_STORED RECORDS_:
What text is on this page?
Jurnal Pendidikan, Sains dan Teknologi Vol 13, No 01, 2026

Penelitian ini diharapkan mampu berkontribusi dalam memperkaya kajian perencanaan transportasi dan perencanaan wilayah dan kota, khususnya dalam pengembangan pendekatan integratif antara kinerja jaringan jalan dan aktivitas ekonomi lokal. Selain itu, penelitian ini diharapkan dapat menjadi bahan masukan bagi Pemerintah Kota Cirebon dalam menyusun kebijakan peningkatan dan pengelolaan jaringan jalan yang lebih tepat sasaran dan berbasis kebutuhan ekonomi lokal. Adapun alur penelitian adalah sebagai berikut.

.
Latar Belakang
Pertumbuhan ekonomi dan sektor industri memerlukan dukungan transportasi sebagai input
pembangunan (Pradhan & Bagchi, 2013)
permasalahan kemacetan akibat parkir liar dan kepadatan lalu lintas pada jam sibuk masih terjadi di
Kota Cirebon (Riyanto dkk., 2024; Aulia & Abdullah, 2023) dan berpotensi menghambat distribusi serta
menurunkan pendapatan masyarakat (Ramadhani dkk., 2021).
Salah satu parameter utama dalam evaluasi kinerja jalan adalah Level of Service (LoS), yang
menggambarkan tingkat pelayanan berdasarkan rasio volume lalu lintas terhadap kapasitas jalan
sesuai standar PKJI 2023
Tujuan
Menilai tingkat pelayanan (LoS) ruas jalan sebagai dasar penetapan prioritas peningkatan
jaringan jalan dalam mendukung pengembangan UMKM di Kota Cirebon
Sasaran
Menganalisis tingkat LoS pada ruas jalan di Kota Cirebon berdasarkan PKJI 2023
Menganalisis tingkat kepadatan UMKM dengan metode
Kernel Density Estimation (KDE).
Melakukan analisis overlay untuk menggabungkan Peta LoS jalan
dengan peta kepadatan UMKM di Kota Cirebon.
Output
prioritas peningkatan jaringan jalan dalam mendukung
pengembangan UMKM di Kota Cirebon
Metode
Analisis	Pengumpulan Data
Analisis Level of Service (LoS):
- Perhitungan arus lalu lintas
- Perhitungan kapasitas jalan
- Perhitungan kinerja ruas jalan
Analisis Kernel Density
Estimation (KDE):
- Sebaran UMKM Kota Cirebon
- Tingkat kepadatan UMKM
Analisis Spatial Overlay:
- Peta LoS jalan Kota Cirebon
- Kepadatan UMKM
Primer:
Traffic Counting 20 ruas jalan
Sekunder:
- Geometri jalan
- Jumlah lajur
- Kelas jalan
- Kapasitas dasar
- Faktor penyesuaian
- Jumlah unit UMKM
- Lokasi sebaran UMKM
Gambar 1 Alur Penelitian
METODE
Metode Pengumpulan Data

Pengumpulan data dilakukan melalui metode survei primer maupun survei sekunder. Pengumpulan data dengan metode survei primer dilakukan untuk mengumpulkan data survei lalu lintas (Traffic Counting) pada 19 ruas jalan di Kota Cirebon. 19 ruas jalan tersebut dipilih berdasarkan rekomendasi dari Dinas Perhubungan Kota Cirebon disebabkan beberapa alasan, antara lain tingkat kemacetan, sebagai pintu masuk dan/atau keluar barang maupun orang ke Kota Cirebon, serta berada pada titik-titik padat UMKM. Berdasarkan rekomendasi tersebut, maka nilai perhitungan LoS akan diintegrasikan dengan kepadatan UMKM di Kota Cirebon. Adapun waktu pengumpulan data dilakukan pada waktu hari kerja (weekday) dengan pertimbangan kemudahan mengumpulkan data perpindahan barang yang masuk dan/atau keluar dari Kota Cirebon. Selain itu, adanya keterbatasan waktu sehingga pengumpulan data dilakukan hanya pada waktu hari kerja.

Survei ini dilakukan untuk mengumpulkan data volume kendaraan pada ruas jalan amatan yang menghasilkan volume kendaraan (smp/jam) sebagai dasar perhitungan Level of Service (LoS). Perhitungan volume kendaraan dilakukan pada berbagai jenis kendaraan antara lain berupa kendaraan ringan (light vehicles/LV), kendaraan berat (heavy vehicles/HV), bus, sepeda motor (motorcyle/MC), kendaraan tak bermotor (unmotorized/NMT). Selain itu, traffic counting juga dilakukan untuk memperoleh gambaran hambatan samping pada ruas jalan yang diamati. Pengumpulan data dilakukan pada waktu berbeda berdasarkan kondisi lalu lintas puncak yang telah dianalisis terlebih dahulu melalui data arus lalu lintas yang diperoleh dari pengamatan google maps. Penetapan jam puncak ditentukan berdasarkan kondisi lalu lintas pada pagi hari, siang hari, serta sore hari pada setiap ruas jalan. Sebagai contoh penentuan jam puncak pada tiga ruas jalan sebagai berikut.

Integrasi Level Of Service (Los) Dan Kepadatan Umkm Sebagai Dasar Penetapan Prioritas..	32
--
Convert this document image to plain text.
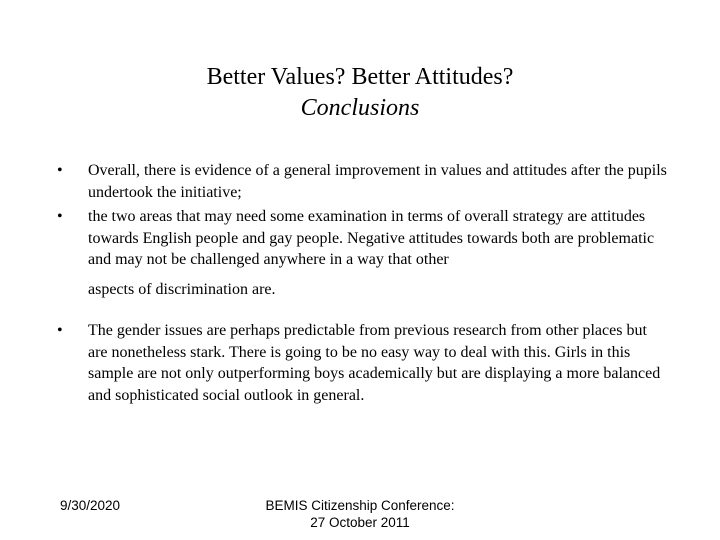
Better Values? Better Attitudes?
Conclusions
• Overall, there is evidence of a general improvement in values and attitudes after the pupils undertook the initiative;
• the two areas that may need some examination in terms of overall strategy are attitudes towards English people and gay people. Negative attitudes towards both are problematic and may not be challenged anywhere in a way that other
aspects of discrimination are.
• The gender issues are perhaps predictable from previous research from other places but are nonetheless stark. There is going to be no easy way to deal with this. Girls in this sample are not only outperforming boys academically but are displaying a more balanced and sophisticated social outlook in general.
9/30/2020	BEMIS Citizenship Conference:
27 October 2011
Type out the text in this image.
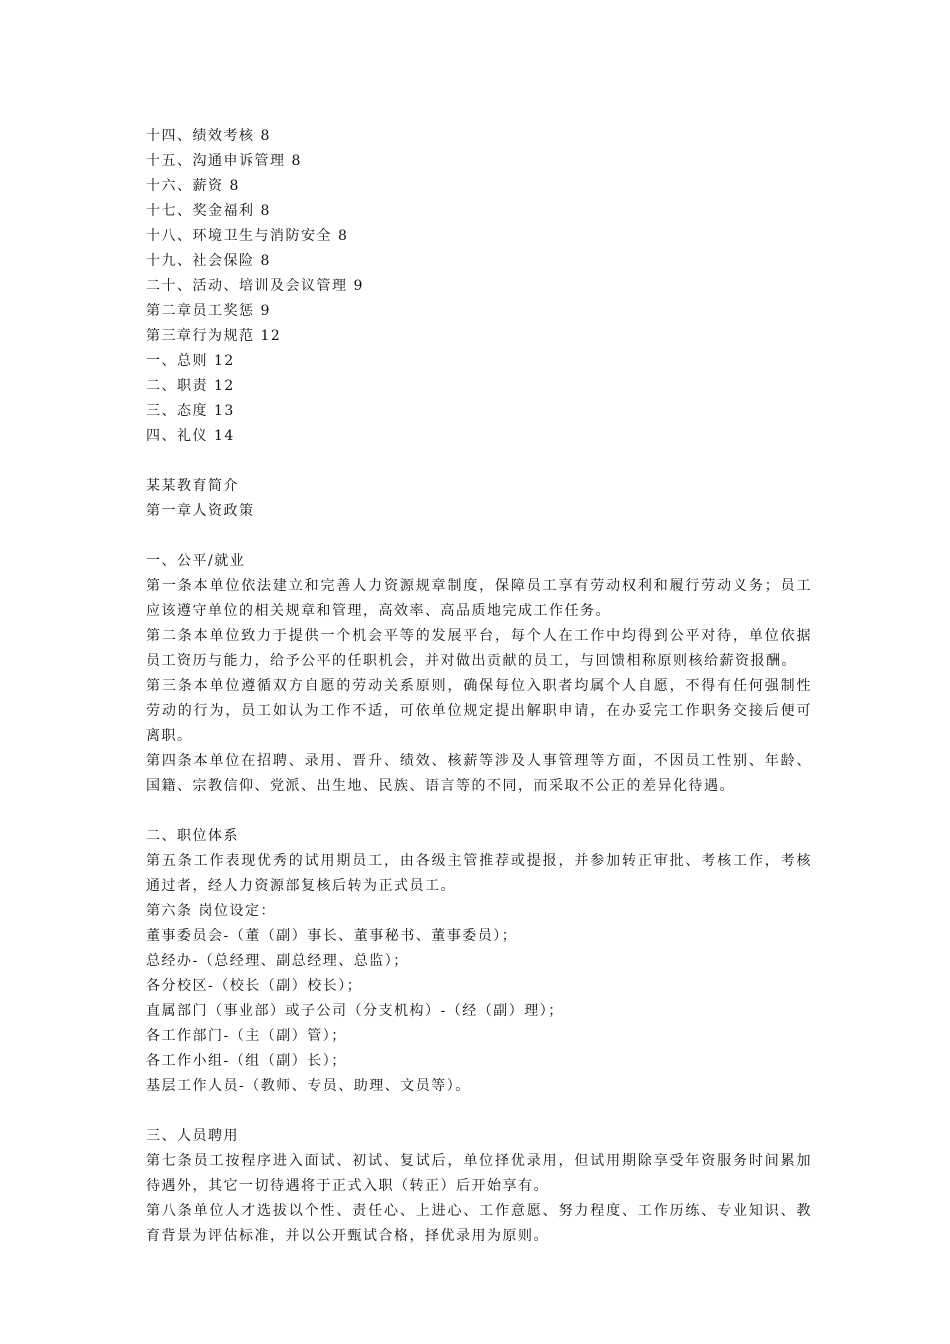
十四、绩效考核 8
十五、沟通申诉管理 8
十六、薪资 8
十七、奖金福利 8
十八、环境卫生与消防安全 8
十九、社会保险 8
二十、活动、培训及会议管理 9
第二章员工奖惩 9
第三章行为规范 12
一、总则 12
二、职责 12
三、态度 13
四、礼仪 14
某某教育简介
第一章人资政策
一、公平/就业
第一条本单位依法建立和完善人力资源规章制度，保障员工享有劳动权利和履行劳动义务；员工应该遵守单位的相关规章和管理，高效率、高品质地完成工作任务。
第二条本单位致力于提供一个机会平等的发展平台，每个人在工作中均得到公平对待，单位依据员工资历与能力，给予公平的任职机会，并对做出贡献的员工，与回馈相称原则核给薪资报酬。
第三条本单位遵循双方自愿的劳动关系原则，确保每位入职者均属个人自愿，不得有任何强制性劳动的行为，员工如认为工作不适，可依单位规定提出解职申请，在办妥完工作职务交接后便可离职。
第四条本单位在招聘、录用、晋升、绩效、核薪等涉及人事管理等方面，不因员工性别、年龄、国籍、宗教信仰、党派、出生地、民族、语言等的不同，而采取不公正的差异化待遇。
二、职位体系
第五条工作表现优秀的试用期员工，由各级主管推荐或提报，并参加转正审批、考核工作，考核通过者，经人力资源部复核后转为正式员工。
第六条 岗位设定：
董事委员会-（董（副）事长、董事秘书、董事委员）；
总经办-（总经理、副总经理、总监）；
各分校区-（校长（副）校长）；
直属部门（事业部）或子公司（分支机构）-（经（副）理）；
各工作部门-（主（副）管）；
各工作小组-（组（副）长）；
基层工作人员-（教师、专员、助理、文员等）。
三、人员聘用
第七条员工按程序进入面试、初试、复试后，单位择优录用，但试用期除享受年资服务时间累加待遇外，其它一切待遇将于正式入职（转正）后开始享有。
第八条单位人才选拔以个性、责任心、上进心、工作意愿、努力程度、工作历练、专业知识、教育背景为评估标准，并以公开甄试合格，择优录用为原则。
==
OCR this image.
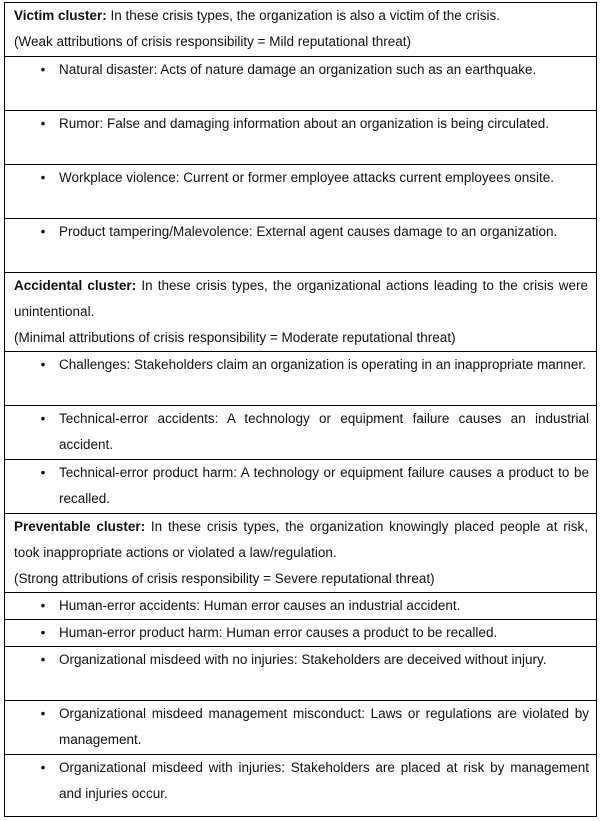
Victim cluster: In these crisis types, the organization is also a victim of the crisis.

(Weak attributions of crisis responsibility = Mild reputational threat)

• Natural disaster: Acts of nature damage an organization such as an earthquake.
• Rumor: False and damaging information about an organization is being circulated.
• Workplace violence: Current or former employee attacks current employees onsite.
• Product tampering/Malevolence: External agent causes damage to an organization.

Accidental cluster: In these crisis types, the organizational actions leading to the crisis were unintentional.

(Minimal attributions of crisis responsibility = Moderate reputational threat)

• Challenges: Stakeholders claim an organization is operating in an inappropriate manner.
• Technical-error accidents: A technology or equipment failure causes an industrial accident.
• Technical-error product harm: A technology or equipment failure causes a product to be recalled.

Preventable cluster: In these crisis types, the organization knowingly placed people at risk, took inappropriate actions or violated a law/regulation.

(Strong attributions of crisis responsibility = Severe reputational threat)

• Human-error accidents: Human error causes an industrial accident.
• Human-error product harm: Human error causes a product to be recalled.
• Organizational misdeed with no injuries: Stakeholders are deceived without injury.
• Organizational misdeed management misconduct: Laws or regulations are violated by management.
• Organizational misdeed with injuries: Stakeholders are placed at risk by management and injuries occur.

_AIM_: Each line above that holds the string "attributions" should be copied and shown.

_SOLUTION_:
(Weak attributions of crisis responsibility = Mild reputational threat)
(Minimal attributions of crisis responsibility = Moderate reputational threat)
(Strong attributions of crisis responsibility = Severe reputational threat)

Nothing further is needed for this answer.